▶ EXERCISE GOAL:
Check every line for the word "Final" and state how many lines have it. Reply with the number alone.

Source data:
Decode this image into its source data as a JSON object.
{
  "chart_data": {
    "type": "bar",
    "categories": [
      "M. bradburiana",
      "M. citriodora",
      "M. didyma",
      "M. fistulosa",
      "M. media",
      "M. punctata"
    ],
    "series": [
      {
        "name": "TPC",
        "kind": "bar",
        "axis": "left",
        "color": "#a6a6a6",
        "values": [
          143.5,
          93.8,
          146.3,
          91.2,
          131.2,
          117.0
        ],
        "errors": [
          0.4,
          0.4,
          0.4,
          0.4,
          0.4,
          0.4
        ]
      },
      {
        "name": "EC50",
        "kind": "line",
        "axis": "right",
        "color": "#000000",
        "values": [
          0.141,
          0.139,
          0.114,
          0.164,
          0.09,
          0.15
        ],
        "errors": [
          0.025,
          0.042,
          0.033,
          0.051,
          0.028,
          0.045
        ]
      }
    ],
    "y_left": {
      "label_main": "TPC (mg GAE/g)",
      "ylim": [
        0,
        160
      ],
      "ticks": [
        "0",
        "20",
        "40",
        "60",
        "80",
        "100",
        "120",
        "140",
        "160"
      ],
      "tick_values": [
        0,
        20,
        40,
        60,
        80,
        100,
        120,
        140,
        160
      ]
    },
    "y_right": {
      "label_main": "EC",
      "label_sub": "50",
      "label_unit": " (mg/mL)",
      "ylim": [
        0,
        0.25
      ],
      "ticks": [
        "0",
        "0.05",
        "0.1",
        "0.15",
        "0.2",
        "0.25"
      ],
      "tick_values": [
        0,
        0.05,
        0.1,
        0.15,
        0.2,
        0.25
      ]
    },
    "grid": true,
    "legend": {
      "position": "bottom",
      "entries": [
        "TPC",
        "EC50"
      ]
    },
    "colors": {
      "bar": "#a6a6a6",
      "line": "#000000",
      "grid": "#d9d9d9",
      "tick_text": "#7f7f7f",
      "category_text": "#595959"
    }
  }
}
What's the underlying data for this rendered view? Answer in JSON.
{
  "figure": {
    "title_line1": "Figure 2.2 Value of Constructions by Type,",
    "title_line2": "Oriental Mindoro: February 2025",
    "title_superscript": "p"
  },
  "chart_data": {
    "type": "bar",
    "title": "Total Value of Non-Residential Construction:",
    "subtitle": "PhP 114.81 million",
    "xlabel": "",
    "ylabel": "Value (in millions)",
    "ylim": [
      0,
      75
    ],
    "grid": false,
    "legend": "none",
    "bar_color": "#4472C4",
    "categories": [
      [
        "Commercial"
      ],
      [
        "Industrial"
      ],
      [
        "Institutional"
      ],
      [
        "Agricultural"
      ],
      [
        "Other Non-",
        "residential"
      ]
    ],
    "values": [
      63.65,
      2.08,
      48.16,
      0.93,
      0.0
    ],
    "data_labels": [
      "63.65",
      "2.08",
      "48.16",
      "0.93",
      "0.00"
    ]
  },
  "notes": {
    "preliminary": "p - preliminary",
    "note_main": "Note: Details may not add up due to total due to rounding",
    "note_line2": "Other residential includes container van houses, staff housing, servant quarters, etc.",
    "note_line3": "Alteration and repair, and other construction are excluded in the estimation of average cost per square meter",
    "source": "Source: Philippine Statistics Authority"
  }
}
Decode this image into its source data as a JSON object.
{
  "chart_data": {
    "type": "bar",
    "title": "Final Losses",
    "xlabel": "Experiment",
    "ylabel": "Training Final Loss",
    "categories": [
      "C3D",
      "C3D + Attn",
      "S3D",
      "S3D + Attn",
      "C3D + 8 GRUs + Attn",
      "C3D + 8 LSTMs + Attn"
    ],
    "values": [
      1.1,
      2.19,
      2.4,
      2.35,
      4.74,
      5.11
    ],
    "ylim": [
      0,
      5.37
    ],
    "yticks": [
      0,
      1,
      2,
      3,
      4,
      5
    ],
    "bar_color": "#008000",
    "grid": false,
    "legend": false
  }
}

▶ COMPLETE OUTPUT:
2